## Instructions for the task
Pull out every line containing the string "Construction".

## Records supplied
☆ ☆ ☆ ☆ ☆ ☆ ☆
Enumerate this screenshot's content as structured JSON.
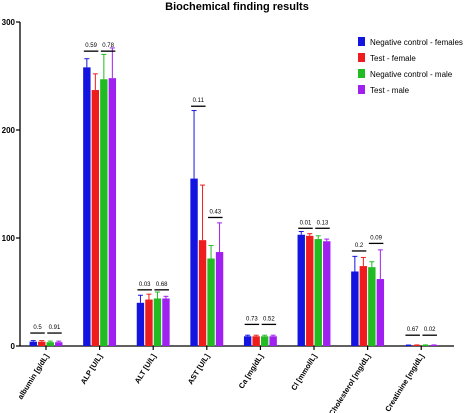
{
  "chart_data": {
    "type": "bar",
    "title": "Biochemical finding results",
    "xlabel": "",
    "ylabel": "",
    "ylim": [
      0,
      300
    ],
    "yticks": [
      0,
      100,
      200,
      300
    ],
    "categories": [
      "albumin [g/dL]",
      "ALP [U/L]",
      "ALT [U/L]",
      "AST [U/L]",
      "Ca [mg/dL]",
      "Cl [mmol/L]",
      "Cholesterol [mg/dL]",
      "Creatinine [mg/dL]"
    ],
    "series": [
      {
        "name": "Negative control - females",
        "color": "#1414e0",
        "values": [
          4,
          258,
          40,
          155,
          9,
          103,
          69,
          0.7
        ],
        "errors": [
          1,
          8,
          7,
          63,
          1,
          3,
          14,
          0.2
        ]
      },
      {
        "name": "Test - female",
        "color": "#ee1c1c",
        "values": [
          4,
          237,
          43,
          98,
          9,
          102,
          74,
          0.8
        ],
        "errors": [
          1,
          15,
          5,
          51,
          1,
          2,
          8,
          0.2
        ]
      },
      {
        "name": "Negative control - male",
        "color": "#22bb22",
        "values": [
          3.5,
          247,
          44,
          81,
          9,
          99,
          73,
          0.8
        ],
        "errors": [
          1,
          23,
          6,
          12,
          1,
          3,
          5,
          0.2
        ]
      },
      {
        "name": "Test - male",
        "color": "#a020f0",
        "values": [
          3.5,
          248,
          44,
          87,
          9,
          97,
          62,
          0.8
        ],
        "errors": [
          1,
          28,
          2,
          27,
          1,
          2,
          27,
          0.2
        ]
      }
    ],
    "comparisons": [
      {
        "category": 0,
        "pair": "female",
        "p": "0.5",
        "y": 12
      },
      {
        "category": 0,
        "pair": "male",
        "p": "0.91",
        "y": 12
      },
      {
        "category": 1,
        "pair": "female",
        "p": "0.59",
        "y": 273
      },
      {
        "category": 1,
        "pair": "male",
        "p": "0.78",
        "y": 273
      },
      {
        "category": 2,
        "pair": "female",
        "p": "0.03",
        "y": 52
      },
      {
        "category": 2,
        "pair": "male",
        "p": "0.68",
        "y": 52
      },
      {
        "category": 3,
        "pair": "female",
        "p": "0.11",
        "y": 222
      },
      {
        "category": 3,
        "pair": "male",
        "p": "0.43",
        "y": 119
      },
      {
        "category": 4,
        "pair": "female",
        "p": "0.73",
        "y": 20
      },
      {
        "category": 4,
        "pair": "male",
        "p": "0.52",
        "y": 20
      },
      {
        "category": 5,
        "pair": "female",
        "p": "0.01",
        "y": 109
      },
      {
        "category": 5,
        "pair": "male",
        "p": "0.13",
        "y": 109
      },
      {
        "category": 6,
        "pair": "female",
        "p": "0.2",
        "y": 88
      },
      {
        "category": 6,
        "pair": "male",
        "p": "0.09",
        "y": 95
      },
      {
        "category": 7,
        "pair": "female",
        "p": "0.67",
        "y": 10
      },
      {
        "category": 7,
        "pair": "male",
        "p": "0.02",
        "y": 10
      }
    ],
    "legend_position": "top-right",
    "grid": false
  }
}
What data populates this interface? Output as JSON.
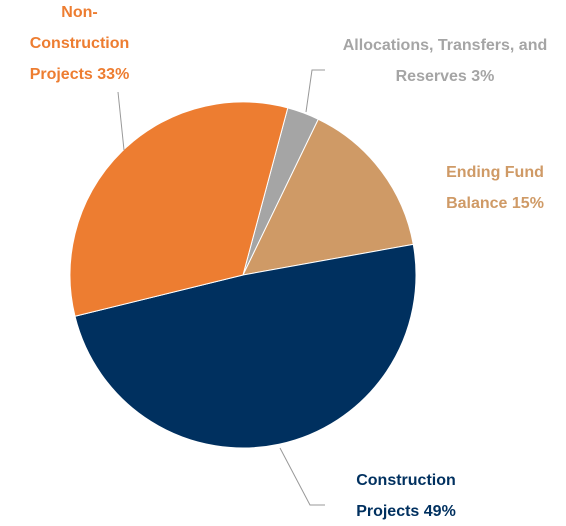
{
  "chart_data": {
    "type": "pie",
    "categories": [
      "Allocations, Transfers, and Reserves",
      "Ending Fund Balance",
      "Construction Projects",
      "Non-Construction Projects"
    ],
    "values": [
      3,
      15,
      49,
      33
    ],
    "value_labels": [
      "3%",
      "15%",
      "49%",
      "33%"
    ],
    "colors": [
      "#a5a5a5",
      "#cf9a66",
      "#00305f",
      "#ed7d31"
    ]
  }
}
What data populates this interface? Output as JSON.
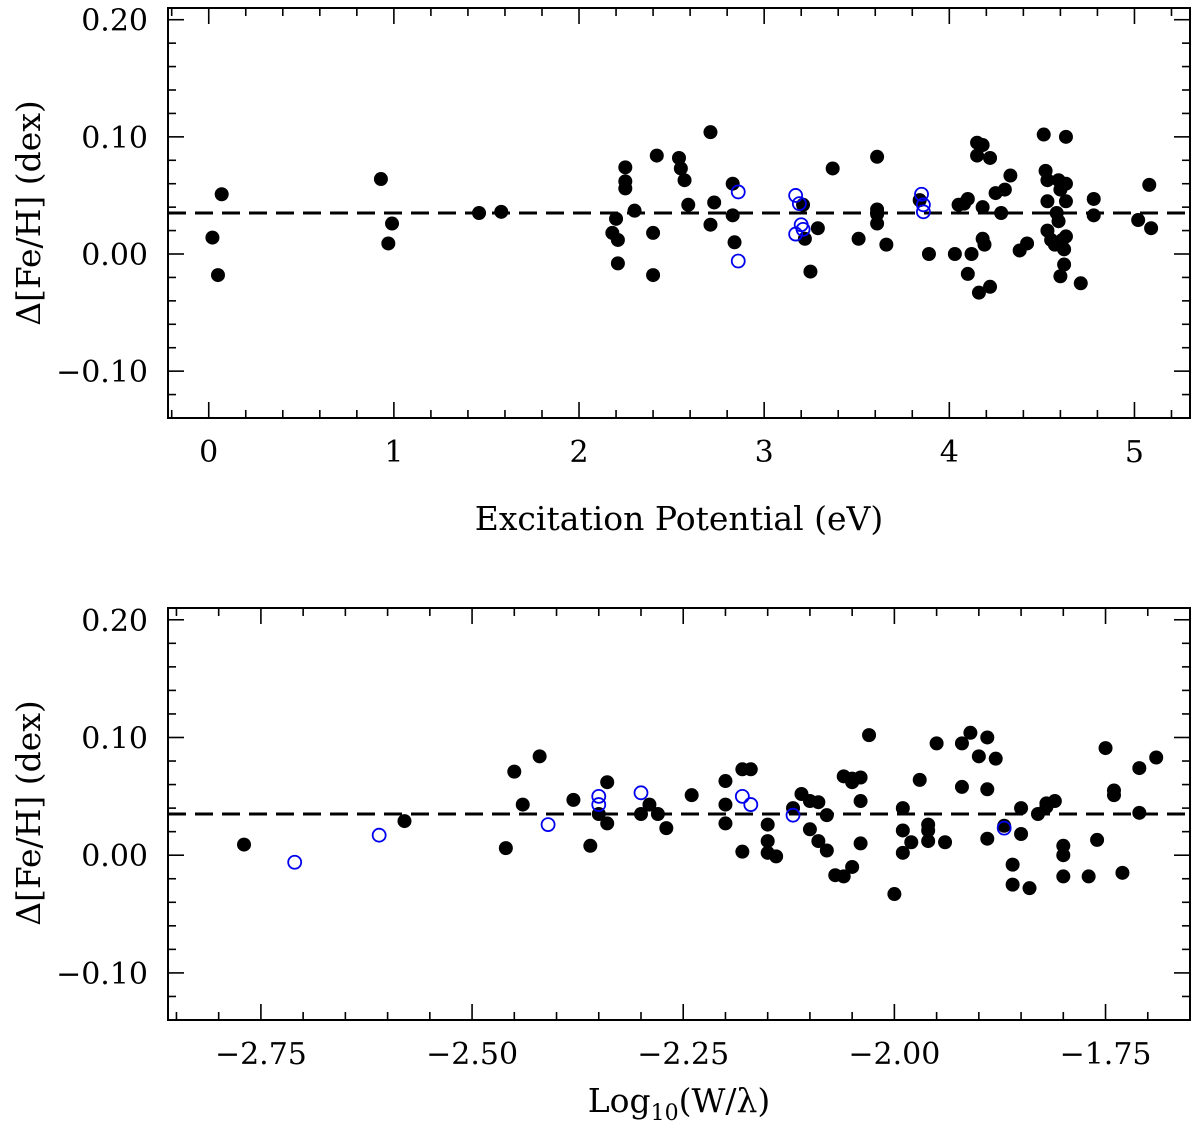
{
  "chart_data": [
    {
      "type": "scatter",
      "xlabel": "Excitation Potential (eV)",
      "ylabel": "Δ[Fe/H] (dex)",
      "xlim": [
        -0.22,
        5.3
      ],
      "ylim": [
        -0.14,
        0.21
      ],
      "x_ticks": [
        0,
        1,
        2,
        3,
        4,
        5
      ],
      "x_tick_labels": [
        "0",
        "1",
        "2",
        "3",
        "4",
        "5"
      ],
      "y_ticks": [
        -0.1,
        0.0,
        0.1,
        0.2
      ],
      "y_tick_labels": [
        "−0.10",
        "0.00",
        "0.10",
        "0.20"
      ],
      "reference_line": 0.035,
      "series": [
        {
          "marker": "filled-circle",
          "color": "#000000",
          "points": [
            [
              0.02,
              0.014
            ],
            [
              0.05,
              -0.018
            ],
            [
              0.07,
              0.051
            ],
            [
              0.93,
              0.064
            ],
            [
              0.97,
              0.009
            ],
            [
              0.99,
              0.026
            ],
            [
              1.46,
              0.035
            ],
            [
              1.58,
              0.036
            ],
            [
              2.18,
              0.018
            ],
            [
              2.2,
              0.03
            ],
            [
              2.21,
              0.012
            ],
            [
              2.21,
              -0.008
            ],
            [
              2.25,
              0.074
            ],
            [
              2.25,
              0.062
            ],
            [
              2.25,
              0.056
            ],
            [
              2.3,
              0.037
            ],
            [
              2.4,
              -0.018
            ],
            [
              2.4,
              0.018
            ],
            [
              2.42,
              0.084
            ],
            [
              2.54,
              0.082
            ],
            [
              2.55,
              0.073
            ],
            [
              2.57,
              0.063
            ],
            [
              2.59,
              0.042
            ],
            [
              2.71,
              0.104
            ],
            [
              2.71,
              0.025
            ],
            [
              2.73,
              0.044
            ],
            [
              2.83,
              0.06
            ],
            [
              2.83,
              0.033
            ],
            [
              2.84,
              0.01
            ],
            [
              3.21,
              0.042
            ],
            [
              3.22,
              0.013
            ],
            [
              3.25,
              -0.015
            ],
            [
              3.29,
              0.022
            ],
            [
              3.37,
              0.073
            ],
            [
              3.51,
              0.013
            ],
            [
              3.61,
              0.083
            ],
            [
              3.61,
              0.038
            ],
            [
              3.61,
              0.034
            ],
            [
              3.61,
              0.026
            ],
            [
              3.66,
              0.008
            ],
            [
              3.84,
              0.046
            ],
            [
              3.89,
              0.0
            ],
            [
              4.03,
              0.0
            ],
            [
              4.05,
              0.042
            ],
            [
              4.08,
              0.043
            ],
            [
              4.1,
              0.047
            ],
            [
              4.1,
              -0.017
            ],
            [
              4.12,
              0.0
            ],
            [
              4.15,
              0.095
            ],
            [
              4.15,
              0.084
            ],
            [
              4.16,
              -0.033
            ],
            [
              4.18,
              0.093
            ],
            [
              4.18,
              0.04
            ],
            [
              4.18,
              0.013
            ],
            [
              4.19,
              0.008
            ],
            [
              4.22,
              0.082
            ],
            [
              4.22,
              -0.028
            ],
            [
              4.25,
              0.052
            ],
            [
              4.28,
              0.035
            ],
            [
              4.3,
              0.055
            ],
            [
              4.33,
              0.067
            ],
            [
              4.38,
              0.003
            ],
            [
              4.42,
              0.009
            ],
            [
              4.51,
              0.102
            ],
            [
              4.52,
              0.071
            ],
            [
              4.53,
              0.063
            ],
            [
              4.53,
              0.045
            ],
            [
              4.53,
              0.02
            ],
            [
              4.55,
              0.012
            ],
            [
              4.57,
              0.008
            ],
            [
              4.59,
              0.063
            ],
            [
              4.6,
              0.055
            ],
            [
              4.58,
              0.035
            ],
            [
              4.59,
              0.028
            ],
            [
              4.6,
              -0.019
            ],
            [
              4.61,
              0.012
            ],
            [
              4.62,
              0.004
            ],
            [
              4.62,
              -0.009
            ],
            [
              4.63,
              0.1
            ],
            [
              4.63,
              0.06
            ],
            [
              4.63,
              0.045
            ],
            [
              4.63,
              0.015
            ],
            [
              4.71,
              -0.025
            ],
            [
              4.78,
              0.047
            ],
            [
              4.78,
              0.033
            ],
            [
              5.02,
              0.029
            ],
            [
              5.08,
              0.059
            ],
            [
              5.09,
              0.022
            ]
          ]
        },
        {
          "marker": "open-circle",
          "color": "#0000ee",
          "points": [
            [
              2.86,
              0.053
            ],
            [
              2.86,
              -0.006
            ],
            [
              3.17,
              0.05
            ],
            [
              3.17,
              0.017
            ],
            [
              3.19,
              0.043
            ],
            [
              3.2,
              0.025
            ],
            [
              3.21,
              0.021
            ],
            [
              3.85,
              0.051
            ],
            [
              3.86,
              0.042
            ],
            [
              3.86,
              0.036
            ]
          ]
        }
      ]
    },
    {
      "type": "scatter",
      "xlabel": "Log10(W/λ)",
      "ylabel": "Δ[Fe/H] (dex)",
      "xlim": [
        -2.86,
        -1.65
      ],
      "ylim": [
        -0.14,
        0.21
      ],
      "x_ticks": [
        -2.75,
        -2.5,
        -2.25,
        -2.0,
        -1.75
      ],
      "x_tick_labels": [
        "−2.75",
        "−2.50",
        "−2.25",
        "−2.00",
        "−1.75"
      ],
      "y_ticks": [
        -0.1,
        0.0,
        0.1,
        0.2
      ],
      "y_tick_labels": [
        "−0.10",
        "0.00",
        "0.10",
        "0.20"
      ],
      "reference_line": 0.035,
      "series": [
        {
          "marker": "filled-circle",
          "color": "#000000",
          "points": [
            [
              -2.77,
              0.009
            ],
            [
              -2.58,
              0.029
            ],
            [
              -2.46,
              0.006
            ],
            [
              -2.45,
              0.071
            ],
            [
              -2.44,
              0.043
            ],
            [
              -2.42,
              0.084
            ],
            [
              -2.38,
              0.047
            ],
            [
              -2.36,
              0.008
            ],
            [
              -2.35,
              0.035
            ],
            [
              -2.34,
              0.062
            ],
            [
              -2.34,
              0.027
            ],
            [
              -2.3,
              0.035
            ],
            [
              -2.29,
              0.043
            ],
            [
              -2.28,
              0.035
            ],
            [
              -2.27,
              0.023
            ],
            [
              -2.24,
              0.051
            ],
            [
              -2.2,
              0.063
            ],
            [
              -2.2,
              0.027
            ],
            [
              -2.2,
              0.043
            ],
            [
              -2.18,
              0.073
            ],
            [
              -2.17,
              0.073
            ],
            [
              -2.18,
              0.003
            ],
            [
              -2.15,
              0.026
            ],
            [
              -2.15,
              0.012
            ],
            [
              -2.15,
              0.002
            ],
            [
              -2.14,
              -0.001
            ],
            [
              -2.12,
              0.04
            ],
            [
              -2.11,
              0.052
            ],
            [
              -2.1,
              0.046
            ],
            [
              -2.1,
              0.022
            ],
            [
              -2.09,
              0.045
            ],
            [
              -2.09,
              0.012
            ],
            [
              -2.08,
              0.034
            ],
            [
              -2.08,
              0.004
            ],
            [
              -2.07,
              -0.017
            ],
            [
              -2.06,
              0.067
            ],
            [
              -2.06,
              -0.018
            ],
            [
              -2.05,
              0.065
            ],
            [
              -2.05,
              0.062
            ],
            [
              -2.04,
              0.01
            ],
            [
              -2.05,
              -0.01
            ],
            [
              -2.04,
              0.066
            ],
            [
              -2.04,
              0.046
            ],
            [
              -2.03,
              0.102
            ],
            [
              -2.0,
              -0.033
            ],
            [
              -1.99,
              0.04
            ],
            [
              -1.99,
              0.021
            ],
            [
              -1.99,
              0.002
            ],
            [
              -1.98,
              0.011
            ],
            [
              -1.97,
              0.064
            ],
            [
              -1.96,
              0.026
            ],
            [
              -1.96,
              0.021
            ],
            [
              -1.96,
              0.012
            ],
            [
              -1.95,
              0.095
            ],
            [
              -1.94,
              0.011
            ],
            [
              -1.92,
              0.058
            ],
            [
              -1.92,
              0.095
            ],
            [
              -1.91,
              0.104
            ],
            [
              -1.9,
              0.084
            ],
            [
              -1.89,
              0.014
            ],
            [
              -1.89,
              0.1
            ],
            [
              -1.89,
              0.056
            ],
            [
              -1.88,
              0.082
            ],
            [
              -1.87,
              0.025
            ],
            [
              -1.86,
              -0.008
            ],
            [
              -1.86,
              -0.025
            ],
            [
              -1.85,
              0.018
            ],
            [
              -1.85,
              0.04
            ],
            [
              -1.84,
              -0.028
            ],
            [
              -1.83,
              0.035
            ],
            [
              -1.82,
              0.041
            ],
            [
              -1.82,
              0.044
            ],
            [
              -1.81,
              0.046
            ],
            [
              -1.8,
              0.0
            ],
            [
              -1.8,
              0.008
            ],
            [
              -1.8,
              -0.018
            ],
            [
              -1.77,
              -0.018
            ],
            [
              -1.76,
              0.013
            ],
            [
              -1.75,
              0.091
            ],
            [
              -1.74,
              0.055
            ],
            [
              -1.74,
              0.051
            ],
            [
              -1.73,
              -0.015
            ],
            [
              -1.71,
              0.036
            ],
            [
              -1.71,
              0.074
            ],
            [
              -1.69,
              0.083
            ]
          ]
        },
        {
          "marker": "open-circle",
          "color": "#0000ee",
          "points": [
            [
              -2.71,
              -0.006
            ],
            [
              -2.61,
              0.017
            ],
            [
              -2.41,
              0.026
            ],
            [
              -2.35,
              0.05
            ],
            [
              -2.35,
              0.043
            ],
            [
              -2.3,
              0.053
            ],
            [
              -2.18,
              0.05
            ],
            [
              -2.17,
              0.043
            ],
            [
              -2.12,
              0.034
            ],
            [
              -1.87,
              0.023
            ]
          ]
        }
      ]
    }
  ]
}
☆ ☆ ☆ ☆ ☆ ☆ ☆
## Exercise result
      "Construction Projects",
      "Non-Construction Projects"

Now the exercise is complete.